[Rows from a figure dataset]

#####

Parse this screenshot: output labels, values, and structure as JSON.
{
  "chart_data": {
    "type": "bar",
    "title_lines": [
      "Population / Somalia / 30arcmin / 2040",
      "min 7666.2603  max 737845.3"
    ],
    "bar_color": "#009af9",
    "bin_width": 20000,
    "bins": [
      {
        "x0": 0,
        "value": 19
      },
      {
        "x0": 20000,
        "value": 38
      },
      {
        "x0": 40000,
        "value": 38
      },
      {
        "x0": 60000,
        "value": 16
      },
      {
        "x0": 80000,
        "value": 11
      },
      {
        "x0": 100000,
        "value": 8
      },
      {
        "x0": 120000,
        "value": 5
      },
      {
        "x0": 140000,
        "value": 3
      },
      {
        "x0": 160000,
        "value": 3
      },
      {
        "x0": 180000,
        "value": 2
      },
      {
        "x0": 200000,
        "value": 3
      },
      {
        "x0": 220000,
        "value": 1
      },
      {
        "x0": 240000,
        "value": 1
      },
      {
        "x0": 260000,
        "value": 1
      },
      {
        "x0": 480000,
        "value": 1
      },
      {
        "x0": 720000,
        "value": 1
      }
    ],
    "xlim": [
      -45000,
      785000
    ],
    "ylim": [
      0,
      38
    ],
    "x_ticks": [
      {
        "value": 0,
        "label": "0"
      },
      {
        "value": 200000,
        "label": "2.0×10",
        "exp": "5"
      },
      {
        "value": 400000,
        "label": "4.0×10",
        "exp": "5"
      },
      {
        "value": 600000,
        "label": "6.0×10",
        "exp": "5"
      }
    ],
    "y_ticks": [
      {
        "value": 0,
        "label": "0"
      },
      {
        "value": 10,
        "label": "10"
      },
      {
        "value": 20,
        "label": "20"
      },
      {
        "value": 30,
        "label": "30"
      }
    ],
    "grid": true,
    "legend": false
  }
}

#####

> _Brief_
The records above should be duplicated in full, exactly as given.

> _Solution for this task_
Parse this screenshot: output labels, values, and structure as JSON.
{
  "chart_data": {
    "type": "bar",
    "title_lines": [
      "Population / Somalia / 30arcmin / 2040",
      "min 7666.2603  max 737845.3"
    ],
    "bar_color": "#009af9",
    "bin_width": 20000,
    "bins": [
      {
        "x0": 0,
        "value": 19
      },
      {
        "x0": 20000,
        "value": 38
      },
      {
        "x0": 40000,
        "value": 38
      },
      {
        "x0": 60000,
        "value": 16
      },
      {
        "x0": 80000,
        "value": 11
      },
      {
        "x0": 100000,
        "value": 8
      },
      {
        "x0": 120000,
        "value": 5
      },
      {
        "x0": 140000,
        "value": 3
      },
      {
        "x0": 160000,
        "value": 3
      },
      {
        "x0": 180000,
        "value": 2
      },
      {
        "x0": 200000,
        "value": 3
      },
      {
        "x0": 220000,
        "value": 1
      },
      {
        "x0": 240000,
        "value": 1
      },
      {
        "x0": 260000,
        "value": 1
      },
      {
        "x0": 480000,
        "value": 1
      },
      {
        "x0": 720000,
        "value": 1
      }
    ],
    "xlim": [
      -45000,
      785000
    ],
    "ylim": [
      0,
      38
    ],
    "x_ticks": [
      {
        "value": 0,
        "label": "0"
      },
      {
        "value": 200000,
        "label": "2.0×10",
        "exp": "5"
      },
      {
        "value": 400000,
        "label": "4.0×10",
        "exp": "5"
      },
      {
        "value": 600000,
        "label": "6.0×10",
        "exp": "5"
      }
    ],
    "y_ticks": [
      {
        "value": 0,
        "label": "0"
      },
      {
        "value": 10,
        "label": "10"
      },
      {
        "value": 20,
        "label": "20"
      },
      {
        "value": 30,
        "label": "30"
      }
    ],
    "grid": true,
    "legend": false
  }
}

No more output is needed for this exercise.